### Records for the task ###

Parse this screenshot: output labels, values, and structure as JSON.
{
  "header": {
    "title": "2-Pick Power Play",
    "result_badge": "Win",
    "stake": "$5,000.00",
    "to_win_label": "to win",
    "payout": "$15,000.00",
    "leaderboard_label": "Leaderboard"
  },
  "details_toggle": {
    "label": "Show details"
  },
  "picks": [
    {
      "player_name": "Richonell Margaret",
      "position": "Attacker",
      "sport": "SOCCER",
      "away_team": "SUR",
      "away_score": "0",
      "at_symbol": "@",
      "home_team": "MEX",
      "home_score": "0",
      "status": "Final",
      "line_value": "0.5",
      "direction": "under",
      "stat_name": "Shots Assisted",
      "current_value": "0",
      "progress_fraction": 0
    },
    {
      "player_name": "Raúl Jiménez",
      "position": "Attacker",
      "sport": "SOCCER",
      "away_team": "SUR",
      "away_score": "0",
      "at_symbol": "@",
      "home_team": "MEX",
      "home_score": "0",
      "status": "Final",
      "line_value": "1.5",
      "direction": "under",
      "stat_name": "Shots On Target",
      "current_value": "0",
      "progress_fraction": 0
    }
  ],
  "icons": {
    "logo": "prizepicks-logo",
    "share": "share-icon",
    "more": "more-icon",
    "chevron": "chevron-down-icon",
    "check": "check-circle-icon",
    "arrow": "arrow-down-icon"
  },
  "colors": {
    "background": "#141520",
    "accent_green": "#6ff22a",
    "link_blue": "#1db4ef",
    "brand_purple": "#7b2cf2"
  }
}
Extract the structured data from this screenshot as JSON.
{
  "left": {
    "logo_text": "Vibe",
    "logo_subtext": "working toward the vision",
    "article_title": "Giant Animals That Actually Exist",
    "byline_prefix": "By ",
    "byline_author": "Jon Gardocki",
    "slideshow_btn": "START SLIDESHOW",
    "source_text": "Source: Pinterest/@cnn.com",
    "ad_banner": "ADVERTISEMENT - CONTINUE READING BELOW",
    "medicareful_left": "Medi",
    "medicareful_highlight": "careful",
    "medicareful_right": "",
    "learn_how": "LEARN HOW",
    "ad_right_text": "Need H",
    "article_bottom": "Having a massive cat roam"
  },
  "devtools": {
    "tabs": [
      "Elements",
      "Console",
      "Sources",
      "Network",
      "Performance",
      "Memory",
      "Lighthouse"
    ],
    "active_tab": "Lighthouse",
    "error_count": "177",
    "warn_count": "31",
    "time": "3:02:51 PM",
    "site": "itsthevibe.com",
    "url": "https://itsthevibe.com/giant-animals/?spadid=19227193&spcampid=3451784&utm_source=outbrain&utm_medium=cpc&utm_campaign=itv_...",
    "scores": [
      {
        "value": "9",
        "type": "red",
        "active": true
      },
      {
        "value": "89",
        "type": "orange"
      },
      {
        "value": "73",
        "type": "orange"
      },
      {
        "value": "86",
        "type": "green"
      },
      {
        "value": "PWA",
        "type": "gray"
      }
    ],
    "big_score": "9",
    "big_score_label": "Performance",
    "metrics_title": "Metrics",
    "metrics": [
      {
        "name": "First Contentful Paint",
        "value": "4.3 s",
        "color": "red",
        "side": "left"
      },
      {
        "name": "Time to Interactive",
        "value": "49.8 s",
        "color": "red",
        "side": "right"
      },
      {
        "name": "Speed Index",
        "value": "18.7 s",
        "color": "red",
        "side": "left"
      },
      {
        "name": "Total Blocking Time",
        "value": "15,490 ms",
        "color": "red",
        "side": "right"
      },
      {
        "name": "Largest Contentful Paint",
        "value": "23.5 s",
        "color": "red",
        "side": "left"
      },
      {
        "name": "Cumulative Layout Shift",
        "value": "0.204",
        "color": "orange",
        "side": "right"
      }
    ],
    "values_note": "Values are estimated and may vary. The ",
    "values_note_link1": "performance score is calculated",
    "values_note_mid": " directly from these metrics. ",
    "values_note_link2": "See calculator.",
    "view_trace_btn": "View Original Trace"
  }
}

###

Instruction
Print the complete listing again, exactly as it stands.

Exercise result
Parse this screenshot: output labels, values, and structure as JSON.
{
  "header": {
    "title": "2-Pick Power Play",
    "result_badge": "Win",
    "stake": "$5,000.00",
    "to_win_label": "to win",
    "payout": "$15,000.00",
    "leaderboard_label": "Leaderboard"
  },
  "details_toggle": {
    "label": "Show details"
  },
  "picks": [
    {
      "player_name": "Richonell Margaret",
      "position": "Attacker",
      "sport": "SOCCER",
      "away_team": "SUR",
      "away_score": "0",
      "at_symbol": "@",
      "home_team": "MEX",
      "home_score": "0",
      "status": "Final",
      "line_value": "0.5",
      "direction": "under",
      "stat_name": "Shots Assisted",
      "current_value": "0",
      "progress_fraction": 0
    },
    {
      "player_name": "Raúl Jiménez",
      "position": "Attacker",
      "sport": "SOCCER",
      "away_team": "SUR",
      "away_score": "0",
      "at_symbol": "@",
      "home_team": "MEX",
      "home_score": "0",
      "status": "Final",
      "line_value": "1.5",
      "direction": "under",
      "stat_name": "Shots On Target",
      "current_value": "0",
      "progress_fraction": 0
    }
  ],
  "icons": {
    "logo": "prizepicks-logo",
    "share": "share-icon",
    "more": "more-icon",
    "chevron": "chevron-down-icon",
    "check": "check-circle-icon",
    "arrow": "arrow-down-icon"
  },
  "colors": {
    "background": "#141520",
    "accent_green": "#6ff22a",
    "link_blue": "#1db4ef",
    "brand_purple": "#7b2cf2"
  }
}
Extract the structured data from this screenshot as JSON.
{
  "left": {
    "logo_text": "Vibe",
    "logo_subtext": "working toward the vision",
    "article_title": "Giant Animals That Actually Exist",
    "byline_prefix": "By ",
    "byline_author": "Jon Gardocki",
    "slideshow_btn": "START SLIDESHOW",
    "source_text": "Source: Pinterest/@cnn.com",
    "ad_banner": "ADVERTISEMENT - CONTINUE READING BELOW",
    "medicareful_left": "Medi",
    "medicareful_highlight": "careful",
    "medicareful_right": "",
    "learn_how": "LEARN HOW",
    "ad_right_text": "Need H",
    "article_bottom": "Having a massive cat roam"
  },
  "devtools": {
    "tabs": [
      "Elements",
      "Console",
      "Sources",
      "Network",
      "Performance",
      "Memory",
      "Lighthouse"
    ],
    "active_tab": "Lighthouse",
    "error_count": "177",
    "warn_count": "31",
    "time": "3:02:51 PM",
    "site": "itsthevibe.com",
    "url": "https://itsthevibe.com/giant-animals/?spadid=19227193&spcampid=3451784&utm_source=outbrain&utm_medium=cpc&utm_campaign=itv_...",
    "scores": [
      {
        "value": "9",
        "type": "red",
        "active": true
      },
      {
        "value": "89",
        "type": "orange"
      },
      {
        "value": "73",
        "type": "orange"
      },
      {
        "value": "86",
        "type": "green"
      },
      {
        "value": "PWA",
        "type": "gray"
      }
    ],
    "big_score": "9",
    "big_score_label": "Performance",
    "metrics_title": "Metrics",
    "metrics": [
      {
        "name": "First Contentful Paint",
        "value": "4.3 s",
        "color": "red",
        "side": "left"
      },
      {
        "name": "Time to Interactive",
        "value": "49.8 s",
        "color": "red",
        "side": "right"
      },
      {
        "name": "Speed Index",
        "value": "18.7 s",
        "color": "red",
        "side": "left"
      },
      {
        "name": "Total Blocking Time",
        "value": "15,490 ms",
        "color": "red",
        "side": "right"
      },
      {
        "name": "Largest Contentful Paint",
        "value": "23.5 s",
        "color": "red",
        "side": "left"
      },
      {
        "name": "Cumulative Layout Shift",
        "value": "0.204",
        "color": "orange",
        "side": "right"
      }
    ],
    "values_note": "Values are estimated and may vary. The ",
    "values_note_link1": "performance score is calculated",
    "values_note_mid": " directly from these metrics. ",
    "values_note_link2": "See calculator.",
    "view_trace_btn": "View Original Trace"
  }
}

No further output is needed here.